Aim of the task:
Copy, in full, each line of the material that holds the word "Duration".

━━━ Supplied data ━━━

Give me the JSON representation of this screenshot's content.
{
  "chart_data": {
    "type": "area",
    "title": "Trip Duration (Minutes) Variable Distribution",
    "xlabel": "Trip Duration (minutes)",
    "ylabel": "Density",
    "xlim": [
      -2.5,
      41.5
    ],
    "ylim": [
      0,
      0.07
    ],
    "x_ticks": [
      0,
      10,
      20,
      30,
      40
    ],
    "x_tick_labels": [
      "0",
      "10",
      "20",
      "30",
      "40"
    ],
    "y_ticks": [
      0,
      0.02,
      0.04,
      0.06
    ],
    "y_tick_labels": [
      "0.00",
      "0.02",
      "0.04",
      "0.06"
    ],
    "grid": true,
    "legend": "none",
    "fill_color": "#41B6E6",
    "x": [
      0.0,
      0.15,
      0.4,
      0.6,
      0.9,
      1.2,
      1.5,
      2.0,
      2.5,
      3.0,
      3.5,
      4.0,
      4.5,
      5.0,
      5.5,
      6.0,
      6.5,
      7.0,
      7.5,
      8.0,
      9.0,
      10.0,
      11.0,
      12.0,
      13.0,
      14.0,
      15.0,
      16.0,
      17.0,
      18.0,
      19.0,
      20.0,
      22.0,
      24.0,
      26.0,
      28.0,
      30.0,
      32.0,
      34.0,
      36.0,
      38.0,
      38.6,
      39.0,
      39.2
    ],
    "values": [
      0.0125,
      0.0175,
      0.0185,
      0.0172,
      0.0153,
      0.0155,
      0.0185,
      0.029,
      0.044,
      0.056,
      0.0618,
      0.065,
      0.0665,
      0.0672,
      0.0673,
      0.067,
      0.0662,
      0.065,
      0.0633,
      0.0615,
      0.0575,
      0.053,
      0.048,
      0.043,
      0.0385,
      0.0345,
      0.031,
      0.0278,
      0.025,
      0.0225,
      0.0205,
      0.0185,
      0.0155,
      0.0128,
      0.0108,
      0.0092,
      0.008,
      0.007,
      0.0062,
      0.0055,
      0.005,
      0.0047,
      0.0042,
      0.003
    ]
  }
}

━━━

Answer to this exercise:
    "title": "Trip Duration (Minutes) Variable Distribution",
    "xlabel": "Trip Duration (minutes)",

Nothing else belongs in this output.